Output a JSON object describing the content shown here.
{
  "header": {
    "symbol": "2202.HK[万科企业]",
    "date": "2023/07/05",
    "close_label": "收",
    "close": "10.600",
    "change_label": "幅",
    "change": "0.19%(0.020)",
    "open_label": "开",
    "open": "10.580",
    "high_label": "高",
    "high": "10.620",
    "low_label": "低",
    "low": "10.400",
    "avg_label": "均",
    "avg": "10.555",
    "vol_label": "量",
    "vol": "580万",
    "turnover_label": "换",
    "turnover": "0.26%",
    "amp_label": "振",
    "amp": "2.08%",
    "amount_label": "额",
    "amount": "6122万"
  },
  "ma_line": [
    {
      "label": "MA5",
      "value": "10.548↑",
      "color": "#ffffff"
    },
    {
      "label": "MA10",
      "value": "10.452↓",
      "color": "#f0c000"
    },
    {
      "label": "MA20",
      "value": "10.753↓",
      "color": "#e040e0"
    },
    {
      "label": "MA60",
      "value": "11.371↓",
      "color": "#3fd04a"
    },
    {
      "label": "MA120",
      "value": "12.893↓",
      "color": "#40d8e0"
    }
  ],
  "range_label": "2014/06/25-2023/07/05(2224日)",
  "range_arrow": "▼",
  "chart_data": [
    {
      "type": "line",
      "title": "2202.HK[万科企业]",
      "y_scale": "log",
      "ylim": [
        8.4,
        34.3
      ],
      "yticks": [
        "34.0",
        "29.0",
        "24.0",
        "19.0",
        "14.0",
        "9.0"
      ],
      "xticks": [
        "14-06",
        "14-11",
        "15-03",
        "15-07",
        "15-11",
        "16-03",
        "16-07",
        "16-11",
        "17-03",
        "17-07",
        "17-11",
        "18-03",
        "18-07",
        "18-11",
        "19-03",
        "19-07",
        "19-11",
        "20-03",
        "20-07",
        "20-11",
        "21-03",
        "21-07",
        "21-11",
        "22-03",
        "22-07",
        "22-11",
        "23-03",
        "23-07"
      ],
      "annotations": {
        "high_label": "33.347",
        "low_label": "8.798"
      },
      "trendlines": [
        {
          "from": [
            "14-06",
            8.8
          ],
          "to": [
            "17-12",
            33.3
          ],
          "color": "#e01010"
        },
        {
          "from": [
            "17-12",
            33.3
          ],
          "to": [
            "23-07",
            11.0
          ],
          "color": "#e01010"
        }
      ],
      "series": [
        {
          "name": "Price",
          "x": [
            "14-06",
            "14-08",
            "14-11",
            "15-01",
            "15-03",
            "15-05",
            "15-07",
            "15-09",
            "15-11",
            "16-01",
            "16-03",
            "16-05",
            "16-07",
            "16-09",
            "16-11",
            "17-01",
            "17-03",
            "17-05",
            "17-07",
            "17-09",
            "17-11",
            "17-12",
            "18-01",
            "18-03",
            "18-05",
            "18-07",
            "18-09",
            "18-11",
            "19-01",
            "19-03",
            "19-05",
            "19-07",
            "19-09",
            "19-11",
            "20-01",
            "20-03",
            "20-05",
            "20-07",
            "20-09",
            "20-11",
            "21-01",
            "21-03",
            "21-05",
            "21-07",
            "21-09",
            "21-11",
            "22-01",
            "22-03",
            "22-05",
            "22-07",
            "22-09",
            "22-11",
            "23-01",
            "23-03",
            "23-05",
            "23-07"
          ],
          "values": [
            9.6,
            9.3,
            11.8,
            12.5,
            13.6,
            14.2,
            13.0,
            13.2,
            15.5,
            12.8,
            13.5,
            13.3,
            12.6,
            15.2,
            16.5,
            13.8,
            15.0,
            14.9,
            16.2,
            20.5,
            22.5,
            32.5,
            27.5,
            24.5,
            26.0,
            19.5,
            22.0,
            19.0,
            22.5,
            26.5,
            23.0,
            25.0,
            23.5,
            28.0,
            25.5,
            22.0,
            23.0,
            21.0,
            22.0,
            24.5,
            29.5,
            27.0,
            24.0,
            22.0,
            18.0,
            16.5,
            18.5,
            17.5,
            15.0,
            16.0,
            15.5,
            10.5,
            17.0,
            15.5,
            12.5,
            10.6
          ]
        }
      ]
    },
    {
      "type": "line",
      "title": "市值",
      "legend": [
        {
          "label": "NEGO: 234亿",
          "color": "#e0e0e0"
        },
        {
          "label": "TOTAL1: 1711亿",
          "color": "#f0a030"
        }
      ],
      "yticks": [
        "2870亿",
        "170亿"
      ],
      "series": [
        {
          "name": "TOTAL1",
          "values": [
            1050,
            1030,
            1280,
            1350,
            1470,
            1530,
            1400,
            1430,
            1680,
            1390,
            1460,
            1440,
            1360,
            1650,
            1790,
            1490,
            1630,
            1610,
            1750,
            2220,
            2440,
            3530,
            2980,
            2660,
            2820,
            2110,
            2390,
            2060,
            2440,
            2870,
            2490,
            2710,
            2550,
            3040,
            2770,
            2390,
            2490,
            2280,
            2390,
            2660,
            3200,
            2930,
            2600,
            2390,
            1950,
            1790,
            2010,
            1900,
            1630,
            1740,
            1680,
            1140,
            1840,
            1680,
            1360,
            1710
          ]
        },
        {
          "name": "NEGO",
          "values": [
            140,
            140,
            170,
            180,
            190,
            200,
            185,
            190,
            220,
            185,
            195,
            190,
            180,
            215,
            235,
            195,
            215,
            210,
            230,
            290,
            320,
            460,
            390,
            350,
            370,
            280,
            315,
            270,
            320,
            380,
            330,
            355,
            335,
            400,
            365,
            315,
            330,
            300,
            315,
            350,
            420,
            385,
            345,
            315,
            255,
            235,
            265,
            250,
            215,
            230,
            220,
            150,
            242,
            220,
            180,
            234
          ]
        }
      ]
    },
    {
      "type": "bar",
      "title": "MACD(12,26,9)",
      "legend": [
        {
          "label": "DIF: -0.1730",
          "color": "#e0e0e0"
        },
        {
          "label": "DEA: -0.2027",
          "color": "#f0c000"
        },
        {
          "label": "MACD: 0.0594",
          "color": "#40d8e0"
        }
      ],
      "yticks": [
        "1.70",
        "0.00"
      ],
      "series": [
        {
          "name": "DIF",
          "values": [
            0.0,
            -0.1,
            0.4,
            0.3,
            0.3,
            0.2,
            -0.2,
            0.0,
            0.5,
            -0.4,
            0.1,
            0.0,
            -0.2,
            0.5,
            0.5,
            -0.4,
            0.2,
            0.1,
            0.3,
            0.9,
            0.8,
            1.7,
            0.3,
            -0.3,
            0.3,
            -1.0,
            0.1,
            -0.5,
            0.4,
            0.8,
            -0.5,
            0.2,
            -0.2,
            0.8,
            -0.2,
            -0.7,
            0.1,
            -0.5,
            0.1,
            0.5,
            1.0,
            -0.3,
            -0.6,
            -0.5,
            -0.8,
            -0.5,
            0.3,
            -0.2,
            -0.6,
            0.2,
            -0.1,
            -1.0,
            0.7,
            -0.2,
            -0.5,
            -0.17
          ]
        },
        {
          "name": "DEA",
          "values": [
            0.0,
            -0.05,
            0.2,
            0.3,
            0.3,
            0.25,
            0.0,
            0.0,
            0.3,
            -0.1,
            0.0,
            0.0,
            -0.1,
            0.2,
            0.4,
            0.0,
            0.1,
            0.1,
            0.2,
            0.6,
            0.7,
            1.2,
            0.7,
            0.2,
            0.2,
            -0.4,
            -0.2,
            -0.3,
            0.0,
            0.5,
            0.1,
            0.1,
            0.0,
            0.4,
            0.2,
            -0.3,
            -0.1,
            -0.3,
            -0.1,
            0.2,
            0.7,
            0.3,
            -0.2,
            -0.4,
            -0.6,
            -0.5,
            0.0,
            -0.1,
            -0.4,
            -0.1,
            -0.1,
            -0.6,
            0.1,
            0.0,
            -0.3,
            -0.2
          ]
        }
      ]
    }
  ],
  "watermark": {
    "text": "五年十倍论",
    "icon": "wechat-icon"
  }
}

- PROBLEM TO SOLVE -
Go through the records line by line and count those containing the string "color". Give only the total.

- TASK ANSWER -
12